◆ **Given data**:
◇ ◇ ◇

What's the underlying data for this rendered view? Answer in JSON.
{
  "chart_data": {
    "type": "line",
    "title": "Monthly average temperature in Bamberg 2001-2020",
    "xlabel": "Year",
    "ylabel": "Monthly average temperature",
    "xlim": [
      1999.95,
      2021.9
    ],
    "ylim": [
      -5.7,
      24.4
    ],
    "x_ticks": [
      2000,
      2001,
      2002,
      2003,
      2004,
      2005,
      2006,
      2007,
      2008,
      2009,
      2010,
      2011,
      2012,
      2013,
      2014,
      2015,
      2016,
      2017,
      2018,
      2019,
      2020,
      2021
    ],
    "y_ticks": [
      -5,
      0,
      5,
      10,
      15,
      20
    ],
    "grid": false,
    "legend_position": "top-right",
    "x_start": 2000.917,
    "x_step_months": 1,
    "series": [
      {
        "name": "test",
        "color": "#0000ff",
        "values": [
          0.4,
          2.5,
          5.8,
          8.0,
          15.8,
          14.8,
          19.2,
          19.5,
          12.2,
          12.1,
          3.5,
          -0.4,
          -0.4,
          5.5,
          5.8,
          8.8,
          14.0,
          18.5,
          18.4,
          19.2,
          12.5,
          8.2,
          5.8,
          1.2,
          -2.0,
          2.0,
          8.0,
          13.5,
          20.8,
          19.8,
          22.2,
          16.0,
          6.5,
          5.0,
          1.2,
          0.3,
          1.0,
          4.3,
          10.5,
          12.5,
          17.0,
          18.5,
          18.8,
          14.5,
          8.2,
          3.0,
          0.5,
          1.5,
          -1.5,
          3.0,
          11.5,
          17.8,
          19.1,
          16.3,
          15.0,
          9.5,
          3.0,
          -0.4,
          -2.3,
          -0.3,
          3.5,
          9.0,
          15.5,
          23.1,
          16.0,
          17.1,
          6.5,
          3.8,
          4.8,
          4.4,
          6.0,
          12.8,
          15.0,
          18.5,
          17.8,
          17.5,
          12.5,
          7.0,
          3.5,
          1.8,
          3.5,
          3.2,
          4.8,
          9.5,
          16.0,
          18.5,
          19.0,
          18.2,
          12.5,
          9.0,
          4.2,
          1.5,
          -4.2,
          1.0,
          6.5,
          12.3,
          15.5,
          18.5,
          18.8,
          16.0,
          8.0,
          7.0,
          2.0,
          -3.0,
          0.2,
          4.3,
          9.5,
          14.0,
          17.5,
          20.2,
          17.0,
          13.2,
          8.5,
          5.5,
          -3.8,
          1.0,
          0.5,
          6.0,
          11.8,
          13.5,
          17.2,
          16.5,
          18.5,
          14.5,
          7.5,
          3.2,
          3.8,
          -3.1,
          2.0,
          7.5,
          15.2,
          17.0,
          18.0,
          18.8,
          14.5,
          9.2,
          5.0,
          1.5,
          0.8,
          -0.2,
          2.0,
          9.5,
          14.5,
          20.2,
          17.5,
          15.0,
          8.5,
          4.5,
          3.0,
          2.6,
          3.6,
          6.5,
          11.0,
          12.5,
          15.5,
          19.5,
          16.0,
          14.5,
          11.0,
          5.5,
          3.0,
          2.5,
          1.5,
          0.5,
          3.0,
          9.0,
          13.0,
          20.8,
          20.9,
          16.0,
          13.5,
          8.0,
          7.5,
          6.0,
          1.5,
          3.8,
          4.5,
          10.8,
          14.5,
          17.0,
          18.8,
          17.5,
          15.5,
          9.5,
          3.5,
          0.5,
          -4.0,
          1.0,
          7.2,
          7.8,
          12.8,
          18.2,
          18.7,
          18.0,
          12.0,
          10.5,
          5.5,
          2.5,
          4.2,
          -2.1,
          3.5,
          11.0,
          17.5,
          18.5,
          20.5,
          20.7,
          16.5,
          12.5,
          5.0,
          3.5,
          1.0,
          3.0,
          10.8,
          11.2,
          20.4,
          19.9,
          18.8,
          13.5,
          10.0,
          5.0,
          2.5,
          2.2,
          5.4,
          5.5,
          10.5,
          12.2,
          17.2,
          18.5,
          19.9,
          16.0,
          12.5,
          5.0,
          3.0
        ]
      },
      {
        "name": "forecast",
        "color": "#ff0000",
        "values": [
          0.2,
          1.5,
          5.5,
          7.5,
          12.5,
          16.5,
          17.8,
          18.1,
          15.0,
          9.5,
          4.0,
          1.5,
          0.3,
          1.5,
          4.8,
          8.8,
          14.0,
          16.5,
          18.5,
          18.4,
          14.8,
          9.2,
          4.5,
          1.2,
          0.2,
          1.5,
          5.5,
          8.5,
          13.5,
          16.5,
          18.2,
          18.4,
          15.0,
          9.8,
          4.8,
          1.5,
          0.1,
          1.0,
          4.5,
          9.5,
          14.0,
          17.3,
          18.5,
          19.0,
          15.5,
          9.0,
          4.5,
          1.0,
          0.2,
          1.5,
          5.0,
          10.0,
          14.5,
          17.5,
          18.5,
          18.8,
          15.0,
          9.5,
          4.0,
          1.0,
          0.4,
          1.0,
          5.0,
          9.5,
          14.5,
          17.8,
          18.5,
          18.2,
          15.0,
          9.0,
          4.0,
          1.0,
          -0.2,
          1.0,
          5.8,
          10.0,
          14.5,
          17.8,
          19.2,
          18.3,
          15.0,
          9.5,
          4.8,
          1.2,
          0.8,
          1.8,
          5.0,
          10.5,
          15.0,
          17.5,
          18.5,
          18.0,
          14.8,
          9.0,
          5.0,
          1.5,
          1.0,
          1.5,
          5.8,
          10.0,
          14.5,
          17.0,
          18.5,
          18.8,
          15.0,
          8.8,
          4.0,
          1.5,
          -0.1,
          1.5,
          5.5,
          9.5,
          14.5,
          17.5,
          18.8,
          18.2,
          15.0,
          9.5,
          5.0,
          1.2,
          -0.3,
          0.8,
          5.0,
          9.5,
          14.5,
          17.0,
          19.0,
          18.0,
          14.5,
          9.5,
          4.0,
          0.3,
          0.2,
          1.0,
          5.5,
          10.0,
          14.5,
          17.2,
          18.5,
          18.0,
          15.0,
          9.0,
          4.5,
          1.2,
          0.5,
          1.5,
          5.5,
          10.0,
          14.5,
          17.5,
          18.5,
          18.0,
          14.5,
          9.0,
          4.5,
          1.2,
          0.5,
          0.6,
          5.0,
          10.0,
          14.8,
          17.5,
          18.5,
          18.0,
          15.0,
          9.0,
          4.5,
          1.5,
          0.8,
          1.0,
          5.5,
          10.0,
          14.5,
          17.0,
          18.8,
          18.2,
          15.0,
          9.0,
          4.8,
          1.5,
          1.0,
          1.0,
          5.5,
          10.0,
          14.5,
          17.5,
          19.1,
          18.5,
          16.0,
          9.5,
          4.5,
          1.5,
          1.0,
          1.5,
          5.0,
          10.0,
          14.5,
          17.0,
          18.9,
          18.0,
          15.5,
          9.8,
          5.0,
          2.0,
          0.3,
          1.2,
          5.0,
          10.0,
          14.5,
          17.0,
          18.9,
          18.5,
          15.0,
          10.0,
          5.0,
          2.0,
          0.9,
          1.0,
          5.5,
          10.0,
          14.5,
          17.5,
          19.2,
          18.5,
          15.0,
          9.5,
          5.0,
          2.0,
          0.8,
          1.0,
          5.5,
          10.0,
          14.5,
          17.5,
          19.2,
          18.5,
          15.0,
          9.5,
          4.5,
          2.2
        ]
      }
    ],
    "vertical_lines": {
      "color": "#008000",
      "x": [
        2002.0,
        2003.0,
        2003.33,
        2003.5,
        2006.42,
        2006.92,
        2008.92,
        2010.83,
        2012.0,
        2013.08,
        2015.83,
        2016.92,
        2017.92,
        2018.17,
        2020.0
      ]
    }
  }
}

◇ ◇ ◇

◆ **Task description**: Write out the entire listing exactly.

◆ **Solution below**:
What's the underlying data for this rendered view? Answer in JSON.
{
  "chart_data": {
    "type": "line",
    "title": "Monthly average temperature in Bamberg 2001-2020",
    "xlabel": "Year",
    "ylabel": "Monthly average temperature",
    "xlim": [
      1999.95,
      2021.9
    ],
    "ylim": [
      -5.7,
      24.4
    ],
    "x_ticks": [
      2000,
      2001,
      2002,
      2003,
      2004,
      2005,
      2006,
      2007,
      2008,
      2009,
      2010,
      2011,
      2012,
      2013,
      2014,
      2015,
      2016,
      2017,
      2018,
      2019,
      2020,
      2021
    ],
    "y_ticks": [
      -5,
      0,
      5,
      10,
      15,
      20
    ],
    "grid": false,
    "legend_position": "top-right",
    "x_start": 2000.917,
    "x_step_months": 1,
    "series": [
      {
        "name": "test",
        "color": "#0000ff",
        "values": [
          0.4,
          2.5,
          5.8,
          8.0,
          15.8,
          14.8,
          19.2,
          19.5,
          12.2,
          12.1,
          3.5,
          -0.4,
          -0.4,
          5.5,
          5.8,
          8.8,
          14.0,
          18.5,
          18.4,
          19.2,
          12.5,
          8.2,
          5.8,
          1.2,
          -2.0,
          2.0,
          8.0,
          13.5,
          20.8,
          19.8,
          22.2,
          16.0,
          6.5,
          5.0,
          1.2,
          0.3,
          1.0,
          4.3,
          10.5,
          12.5,
          17.0,
          18.5,
          18.8,
          14.5,
          8.2,
          3.0,
          0.5,
          1.5,
          -1.5,
          3.0,
          11.5,
          17.8,
          19.1,
          16.3,
          15.0,
          9.5,
          3.0,
          -0.4,
          -2.3,
          -0.3,
          3.5,
          9.0,
          15.5,
          23.1,
          16.0,
          17.1,
          6.5,
          3.8,
          4.8,
          4.4,
          6.0,
          12.8,
          15.0,
          18.5,
          17.8,
          17.5,
          12.5,
          7.0,
          3.5,
          1.8,
          3.5,
          3.2,
          4.8,
          9.5,
          16.0,
          18.5,
          19.0,
          18.2,
          12.5,
          9.0,
          4.2,
          1.5,
          -4.2,
          1.0,
          6.5,
          12.3,
          15.5,
          18.5,
          18.8,
          16.0,
          8.0,
          7.0,
          2.0,
          -3.0,
          0.2,
          4.3,
          9.5,
          14.0,
          17.5,
          20.2,
          17.0,
          13.2,
          8.5,
          5.5,
          -3.8,
          1.0,
          0.5,
          6.0,
          11.8,
          13.5,
          17.2,
          16.5,
          18.5,
          14.5,
          7.5,
          3.2,
          3.8,
          -3.1,
          2.0,
          7.5,
          15.2,
          17.0,
          18.0,
          18.8,
          14.5,
          9.2,
          5.0,
          1.5,
          0.8,
          -0.2,
          2.0,
          9.5,
          14.5,
          20.2,
          17.5,
          15.0,
          8.5,
          4.5,
          3.0,
          2.6,
          3.6,
          6.5,
          11.0,
          12.5,
          15.5,
          19.5,
          16.0,
          14.5,
          11.0,
          5.5,
          3.0,
          2.5,
          1.5,
          0.5,
          3.0,
          9.0,
          13.0,
          20.8,
          20.9,
          16.0,
          13.5,
          8.0,
          7.5,
          6.0,
          1.5,
          3.8,
          4.5,
          10.8,
          14.5,
          17.0,
          18.8,
          17.5,
          15.5,
          9.5,
          3.5,
          0.5,
          -4.0,
          1.0,
          7.2,
          7.8,
          12.8,
          18.2,
          18.7,
          18.0,
          12.0,
          10.5,
          5.5,
          2.5,
          4.2,
          -2.1,
          3.5,
          11.0,
          17.5,
          18.5,
          20.5,
          20.7,
          16.5,
          12.5,
          5.0,
          3.5,
          1.0,
          3.0,
          10.8,
          11.2,
          20.4,
          19.9,
          18.8,
          13.5,
          10.0,
          5.0,
          2.5,
          2.2,
          5.4,
          5.5,
          10.5,
          12.2,
          17.2,
          18.5,
          19.9,
          16.0,
          12.5,
          5.0,
          3.0
        ]
      },
      {
        "name": "forecast",
        "color": "#ff0000",
        "values": [
          0.2,
          1.5,
          5.5,
          7.5,
          12.5,
          16.5,
          17.8,
          18.1,
          15.0,
          9.5,
          4.0,
          1.5,
          0.3,
          1.5,
          4.8,
          8.8,
          14.0,
          16.5,
          18.5,
          18.4,
          14.8,
          9.2,
          4.5,
          1.2,
          0.2,
          1.5,
          5.5,
          8.5,
          13.5,
          16.5,
          18.2,
          18.4,
          15.0,
          9.8,
          4.8,
          1.5,
          0.1,
          1.0,
          4.5,
          9.5,
          14.0,
          17.3,
          18.5,
          19.0,
          15.5,
          9.0,
          4.5,
          1.0,
          0.2,
          1.5,
          5.0,
          10.0,
          14.5,
          17.5,
          18.5,
          18.8,
          15.0,
          9.5,
          4.0,
          1.0,
          0.4,
          1.0,
          5.0,
          9.5,
          14.5,
          17.8,
          18.5,
          18.2,
          15.0,
          9.0,
          4.0,
          1.0,
          -0.2,
          1.0,
          5.8,
          10.0,
          14.5,
          17.8,
          19.2,
          18.3,
          15.0,
          9.5,
          4.8,
          1.2,
          0.8,
          1.8,
          5.0,
          10.5,
          15.0,
          17.5,
          18.5,
          18.0,
          14.8,
          9.0,
          5.0,
          1.5,
          1.0,
          1.5,
          5.8,
          10.0,
          14.5,
          17.0,
          18.5,
          18.8,
          15.0,
          8.8,
          4.0,
          1.5,
          -0.1,
          1.5,
          5.5,
          9.5,
          14.5,
          17.5,
          18.8,
          18.2,
          15.0,
          9.5,
          5.0,
          1.2,
          -0.3,
          0.8,
          5.0,
          9.5,
          14.5,
          17.0,
          19.0,
          18.0,
          14.5,
          9.5,
          4.0,
          0.3,
          0.2,
          1.0,
          5.5,
          10.0,
          14.5,
          17.2,
          18.5,
          18.0,
          15.0,
          9.0,
          4.5,
          1.2,
          0.5,
          1.5,
          5.5,
          10.0,
          14.5,
          17.5,
          18.5,
          18.0,
          14.5,
          9.0,
          4.5,
          1.2,
          0.5,
          0.6,
          5.0,
          10.0,
          14.8,
          17.5,
          18.5,
          18.0,
          15.0,
          9.0,
          4.5,
          1.5,
          0.8,
          1.0,
          5.5,
          10.0,
          14.5,
          17.0,
          18.8,
          18.2,
          15.0,
          9.0,
          4.8,
          1.5,
          1.0,
          1.0,
          5.5,
          10.0,
          14.5,
          17.5,
          19.1,
          18.5,
          16.0,
          9.5,
          4.5,
          1.5,
          1.0,
          1.5,
          5.0,
          10.0,
          14.5,
          17.0,
          18.9,
          18.0,
          15.5,
          9.8,
          5.0,
          2.0,
          0.3,
          1.2,
          5.0,
          10.0,
          14.5,
          17.0,
          18.9,
          18.5,
          15.0,
          10.0,
          5.0,
          2.0,
          0.9,
          1.0,
          5.5,
          10.0,
          14.5,
          17.5,
          19.2,
          18.5,
          15.0,
          9.5,
          5.0,
          2.0,
          0.8,
          1.0,
          5.5,
          10.0,
          14.5,
          17.5,
          19.2,
          18.5,
          15.0,
          9.5,
          4.5,
          2.2
        ]
      }
    ],
    "vertical_lines": {
      "color": "#008000",
      "x": [
        2002.0,
        2003.0,
        2003.33,
        2003.5,
        2006.42,
        2006.92,
        2008.92,
        2010.83,
        2012.0,
        2013.08,
        2015.83,
        2016.92,
        2017.92,
        2018.17,
        2020.0
      ]
    }
  }
}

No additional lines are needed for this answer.